Required task: Look for the string "marker" in every line, and copy each line that has it.

Task material:
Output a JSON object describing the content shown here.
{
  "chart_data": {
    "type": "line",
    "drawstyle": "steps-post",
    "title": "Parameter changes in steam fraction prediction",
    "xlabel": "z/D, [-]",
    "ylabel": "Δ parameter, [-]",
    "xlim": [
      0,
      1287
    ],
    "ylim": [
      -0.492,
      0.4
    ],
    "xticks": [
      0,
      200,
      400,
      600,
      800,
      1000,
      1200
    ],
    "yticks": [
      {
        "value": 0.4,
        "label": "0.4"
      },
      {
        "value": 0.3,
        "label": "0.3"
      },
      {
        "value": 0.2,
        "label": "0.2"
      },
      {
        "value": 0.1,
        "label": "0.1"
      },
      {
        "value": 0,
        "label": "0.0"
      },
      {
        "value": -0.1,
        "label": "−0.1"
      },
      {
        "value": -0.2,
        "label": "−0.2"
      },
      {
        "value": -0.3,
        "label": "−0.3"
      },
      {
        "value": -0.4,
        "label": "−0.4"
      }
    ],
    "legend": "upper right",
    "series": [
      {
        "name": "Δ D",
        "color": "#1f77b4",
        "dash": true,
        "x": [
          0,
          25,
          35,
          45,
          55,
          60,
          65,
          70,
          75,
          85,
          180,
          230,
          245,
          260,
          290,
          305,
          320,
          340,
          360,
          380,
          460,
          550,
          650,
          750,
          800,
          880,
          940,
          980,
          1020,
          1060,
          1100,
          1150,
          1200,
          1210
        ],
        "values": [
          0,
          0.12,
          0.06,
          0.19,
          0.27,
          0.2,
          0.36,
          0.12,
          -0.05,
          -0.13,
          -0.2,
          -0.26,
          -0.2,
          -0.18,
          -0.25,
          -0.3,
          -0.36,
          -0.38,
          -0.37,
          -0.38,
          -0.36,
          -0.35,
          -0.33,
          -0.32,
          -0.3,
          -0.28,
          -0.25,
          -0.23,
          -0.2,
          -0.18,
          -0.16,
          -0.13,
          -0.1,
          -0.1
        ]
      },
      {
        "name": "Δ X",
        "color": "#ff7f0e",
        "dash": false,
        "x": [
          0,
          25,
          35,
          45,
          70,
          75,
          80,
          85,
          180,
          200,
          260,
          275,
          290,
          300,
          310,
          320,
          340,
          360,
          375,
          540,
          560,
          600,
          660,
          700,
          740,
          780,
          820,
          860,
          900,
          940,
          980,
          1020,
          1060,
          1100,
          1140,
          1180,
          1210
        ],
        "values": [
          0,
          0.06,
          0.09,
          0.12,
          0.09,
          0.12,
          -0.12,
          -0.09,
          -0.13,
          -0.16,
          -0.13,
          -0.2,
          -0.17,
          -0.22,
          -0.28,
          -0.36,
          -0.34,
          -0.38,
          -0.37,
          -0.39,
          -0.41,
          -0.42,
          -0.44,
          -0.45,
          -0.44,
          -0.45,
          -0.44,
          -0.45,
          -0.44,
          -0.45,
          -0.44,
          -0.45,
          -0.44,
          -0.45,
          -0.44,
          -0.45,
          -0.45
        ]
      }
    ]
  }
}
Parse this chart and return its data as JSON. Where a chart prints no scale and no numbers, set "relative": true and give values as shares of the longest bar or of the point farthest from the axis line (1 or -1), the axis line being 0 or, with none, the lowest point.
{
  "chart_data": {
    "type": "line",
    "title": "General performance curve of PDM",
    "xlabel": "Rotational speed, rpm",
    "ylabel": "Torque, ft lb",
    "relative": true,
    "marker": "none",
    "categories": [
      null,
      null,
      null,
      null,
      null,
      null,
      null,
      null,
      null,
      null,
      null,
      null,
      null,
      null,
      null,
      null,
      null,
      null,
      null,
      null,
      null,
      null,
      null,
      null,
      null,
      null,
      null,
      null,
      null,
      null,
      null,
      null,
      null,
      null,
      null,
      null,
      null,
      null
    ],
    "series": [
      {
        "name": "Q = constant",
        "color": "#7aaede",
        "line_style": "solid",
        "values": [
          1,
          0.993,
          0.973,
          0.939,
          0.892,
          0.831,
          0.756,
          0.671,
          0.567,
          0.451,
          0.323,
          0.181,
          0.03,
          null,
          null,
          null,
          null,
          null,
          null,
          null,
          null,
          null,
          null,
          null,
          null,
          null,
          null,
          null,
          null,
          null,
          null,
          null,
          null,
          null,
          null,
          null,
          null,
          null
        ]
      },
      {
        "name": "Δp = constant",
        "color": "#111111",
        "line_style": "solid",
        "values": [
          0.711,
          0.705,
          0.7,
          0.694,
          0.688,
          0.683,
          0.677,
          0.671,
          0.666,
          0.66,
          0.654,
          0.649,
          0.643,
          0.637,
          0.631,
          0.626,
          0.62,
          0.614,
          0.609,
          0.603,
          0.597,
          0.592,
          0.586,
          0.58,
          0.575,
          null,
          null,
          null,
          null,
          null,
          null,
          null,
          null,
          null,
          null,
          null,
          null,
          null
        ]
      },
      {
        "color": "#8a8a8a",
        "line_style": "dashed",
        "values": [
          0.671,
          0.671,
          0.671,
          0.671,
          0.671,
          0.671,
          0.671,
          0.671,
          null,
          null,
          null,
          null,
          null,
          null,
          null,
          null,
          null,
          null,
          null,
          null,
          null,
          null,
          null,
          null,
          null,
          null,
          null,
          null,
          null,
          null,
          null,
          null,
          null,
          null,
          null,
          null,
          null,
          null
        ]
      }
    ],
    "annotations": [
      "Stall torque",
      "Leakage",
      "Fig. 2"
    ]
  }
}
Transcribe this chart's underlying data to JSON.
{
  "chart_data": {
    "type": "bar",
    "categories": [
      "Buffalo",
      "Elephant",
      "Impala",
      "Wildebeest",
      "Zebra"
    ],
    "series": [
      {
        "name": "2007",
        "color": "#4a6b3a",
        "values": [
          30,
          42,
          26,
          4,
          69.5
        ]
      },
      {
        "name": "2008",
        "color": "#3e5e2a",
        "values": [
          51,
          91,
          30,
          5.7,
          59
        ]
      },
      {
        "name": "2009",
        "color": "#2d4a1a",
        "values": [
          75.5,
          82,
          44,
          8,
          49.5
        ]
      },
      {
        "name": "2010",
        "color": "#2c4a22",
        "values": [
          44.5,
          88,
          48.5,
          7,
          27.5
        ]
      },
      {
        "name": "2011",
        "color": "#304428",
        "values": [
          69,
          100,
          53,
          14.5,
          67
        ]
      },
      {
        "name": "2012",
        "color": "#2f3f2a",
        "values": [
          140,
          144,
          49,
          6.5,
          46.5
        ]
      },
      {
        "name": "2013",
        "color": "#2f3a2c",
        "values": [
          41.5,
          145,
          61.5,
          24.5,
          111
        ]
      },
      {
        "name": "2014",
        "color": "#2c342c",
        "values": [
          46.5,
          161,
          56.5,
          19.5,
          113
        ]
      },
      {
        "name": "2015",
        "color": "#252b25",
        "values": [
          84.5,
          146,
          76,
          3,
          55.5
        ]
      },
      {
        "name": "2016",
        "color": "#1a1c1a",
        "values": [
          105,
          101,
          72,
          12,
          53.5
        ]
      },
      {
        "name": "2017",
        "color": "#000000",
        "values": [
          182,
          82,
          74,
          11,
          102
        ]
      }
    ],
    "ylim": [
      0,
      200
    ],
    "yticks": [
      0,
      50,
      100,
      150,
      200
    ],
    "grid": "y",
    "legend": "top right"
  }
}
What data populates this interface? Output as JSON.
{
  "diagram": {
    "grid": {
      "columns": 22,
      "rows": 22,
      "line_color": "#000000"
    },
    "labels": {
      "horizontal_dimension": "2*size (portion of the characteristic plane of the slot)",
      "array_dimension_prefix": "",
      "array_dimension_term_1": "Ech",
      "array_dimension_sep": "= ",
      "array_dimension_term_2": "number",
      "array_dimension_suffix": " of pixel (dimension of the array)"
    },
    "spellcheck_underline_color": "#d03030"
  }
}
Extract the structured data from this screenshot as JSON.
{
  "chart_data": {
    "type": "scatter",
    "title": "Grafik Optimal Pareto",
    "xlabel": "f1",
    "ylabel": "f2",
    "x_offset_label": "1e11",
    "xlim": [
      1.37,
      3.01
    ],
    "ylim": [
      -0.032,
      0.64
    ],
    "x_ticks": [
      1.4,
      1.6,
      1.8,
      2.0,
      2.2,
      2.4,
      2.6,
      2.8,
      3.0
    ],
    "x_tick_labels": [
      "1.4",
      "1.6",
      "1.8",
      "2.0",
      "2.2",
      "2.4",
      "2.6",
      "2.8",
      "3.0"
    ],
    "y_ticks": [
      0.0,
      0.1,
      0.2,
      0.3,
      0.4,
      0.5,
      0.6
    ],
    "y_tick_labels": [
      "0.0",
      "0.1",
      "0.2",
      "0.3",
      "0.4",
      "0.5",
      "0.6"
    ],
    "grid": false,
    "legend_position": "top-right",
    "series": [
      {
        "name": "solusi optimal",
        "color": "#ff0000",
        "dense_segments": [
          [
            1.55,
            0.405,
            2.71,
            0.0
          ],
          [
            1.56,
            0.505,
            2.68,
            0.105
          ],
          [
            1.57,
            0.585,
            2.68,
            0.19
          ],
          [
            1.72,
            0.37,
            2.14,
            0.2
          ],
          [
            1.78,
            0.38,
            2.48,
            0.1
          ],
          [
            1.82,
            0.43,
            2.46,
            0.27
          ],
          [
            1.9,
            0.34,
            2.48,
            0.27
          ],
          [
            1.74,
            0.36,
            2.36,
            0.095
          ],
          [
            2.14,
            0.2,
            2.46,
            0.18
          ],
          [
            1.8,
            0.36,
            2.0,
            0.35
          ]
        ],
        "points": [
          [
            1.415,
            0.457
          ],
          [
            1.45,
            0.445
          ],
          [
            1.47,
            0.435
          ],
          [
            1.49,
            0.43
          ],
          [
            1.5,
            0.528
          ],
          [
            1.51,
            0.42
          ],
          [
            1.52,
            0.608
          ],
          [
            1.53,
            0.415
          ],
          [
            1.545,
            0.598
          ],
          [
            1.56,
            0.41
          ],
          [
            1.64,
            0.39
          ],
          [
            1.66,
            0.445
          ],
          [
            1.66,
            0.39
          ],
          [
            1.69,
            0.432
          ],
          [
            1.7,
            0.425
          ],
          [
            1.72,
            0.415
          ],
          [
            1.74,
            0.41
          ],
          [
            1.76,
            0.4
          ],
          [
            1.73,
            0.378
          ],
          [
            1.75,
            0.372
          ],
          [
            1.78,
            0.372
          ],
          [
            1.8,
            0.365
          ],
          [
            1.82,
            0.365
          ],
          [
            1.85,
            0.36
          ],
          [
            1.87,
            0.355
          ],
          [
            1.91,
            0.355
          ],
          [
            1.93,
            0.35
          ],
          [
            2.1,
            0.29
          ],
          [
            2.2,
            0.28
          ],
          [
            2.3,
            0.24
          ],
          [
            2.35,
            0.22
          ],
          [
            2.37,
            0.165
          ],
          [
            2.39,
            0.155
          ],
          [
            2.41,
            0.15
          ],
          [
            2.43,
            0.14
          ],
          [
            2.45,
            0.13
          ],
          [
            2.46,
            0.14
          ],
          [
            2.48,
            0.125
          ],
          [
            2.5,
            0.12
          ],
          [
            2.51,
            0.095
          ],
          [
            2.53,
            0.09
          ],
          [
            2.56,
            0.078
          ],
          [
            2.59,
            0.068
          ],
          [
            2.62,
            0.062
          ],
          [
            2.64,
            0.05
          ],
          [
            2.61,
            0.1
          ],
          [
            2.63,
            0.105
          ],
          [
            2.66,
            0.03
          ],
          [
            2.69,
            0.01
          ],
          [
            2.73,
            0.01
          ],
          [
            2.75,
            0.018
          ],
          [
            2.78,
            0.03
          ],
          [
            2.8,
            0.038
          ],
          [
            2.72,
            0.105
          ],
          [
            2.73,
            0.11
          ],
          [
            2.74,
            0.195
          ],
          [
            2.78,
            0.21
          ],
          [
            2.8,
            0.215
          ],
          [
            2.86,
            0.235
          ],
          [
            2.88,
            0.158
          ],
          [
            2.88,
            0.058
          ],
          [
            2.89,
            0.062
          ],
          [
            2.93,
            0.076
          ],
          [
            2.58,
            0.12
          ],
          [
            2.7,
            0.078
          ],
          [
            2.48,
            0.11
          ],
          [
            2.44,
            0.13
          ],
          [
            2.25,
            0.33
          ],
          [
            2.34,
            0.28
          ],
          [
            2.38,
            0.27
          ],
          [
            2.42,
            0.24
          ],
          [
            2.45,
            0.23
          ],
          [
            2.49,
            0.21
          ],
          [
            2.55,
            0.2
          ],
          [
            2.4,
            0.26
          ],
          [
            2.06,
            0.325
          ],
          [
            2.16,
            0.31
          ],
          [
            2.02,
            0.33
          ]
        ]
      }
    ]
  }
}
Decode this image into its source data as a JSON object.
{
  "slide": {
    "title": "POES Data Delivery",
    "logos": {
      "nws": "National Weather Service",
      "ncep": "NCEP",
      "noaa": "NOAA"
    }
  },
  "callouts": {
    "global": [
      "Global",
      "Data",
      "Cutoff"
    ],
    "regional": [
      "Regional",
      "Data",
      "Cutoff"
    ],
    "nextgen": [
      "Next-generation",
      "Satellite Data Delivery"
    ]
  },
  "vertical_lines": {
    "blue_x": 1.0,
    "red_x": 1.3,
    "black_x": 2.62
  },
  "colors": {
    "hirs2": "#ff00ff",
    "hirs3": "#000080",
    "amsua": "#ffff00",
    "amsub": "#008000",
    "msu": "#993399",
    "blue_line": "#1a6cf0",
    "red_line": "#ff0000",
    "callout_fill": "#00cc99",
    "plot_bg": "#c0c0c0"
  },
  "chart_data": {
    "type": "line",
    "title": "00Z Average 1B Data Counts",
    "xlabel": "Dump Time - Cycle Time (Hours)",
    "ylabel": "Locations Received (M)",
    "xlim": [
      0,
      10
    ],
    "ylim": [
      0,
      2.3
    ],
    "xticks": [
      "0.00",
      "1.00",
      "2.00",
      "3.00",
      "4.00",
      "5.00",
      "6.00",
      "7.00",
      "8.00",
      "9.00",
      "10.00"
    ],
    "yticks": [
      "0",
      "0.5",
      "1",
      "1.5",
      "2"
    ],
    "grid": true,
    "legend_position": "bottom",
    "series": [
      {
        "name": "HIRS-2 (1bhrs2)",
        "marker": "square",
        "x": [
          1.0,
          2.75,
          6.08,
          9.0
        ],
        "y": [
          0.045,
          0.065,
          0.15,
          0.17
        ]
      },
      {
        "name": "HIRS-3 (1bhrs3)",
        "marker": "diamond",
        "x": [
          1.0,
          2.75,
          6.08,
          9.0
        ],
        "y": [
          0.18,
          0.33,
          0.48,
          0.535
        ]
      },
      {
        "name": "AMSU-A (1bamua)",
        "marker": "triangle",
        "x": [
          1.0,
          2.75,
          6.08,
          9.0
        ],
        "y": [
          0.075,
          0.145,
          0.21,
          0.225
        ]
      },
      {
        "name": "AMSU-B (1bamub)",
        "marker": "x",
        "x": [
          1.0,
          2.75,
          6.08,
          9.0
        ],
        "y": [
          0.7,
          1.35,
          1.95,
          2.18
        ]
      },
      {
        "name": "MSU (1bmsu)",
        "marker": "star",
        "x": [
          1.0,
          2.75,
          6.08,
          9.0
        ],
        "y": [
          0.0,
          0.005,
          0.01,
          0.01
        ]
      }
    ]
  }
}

Result of the task:
    "marker": "none",
        "marker": "square",
        "marker": "diamond",
        "marker": "triangle",
        "marker": "x",
        "marker": "star",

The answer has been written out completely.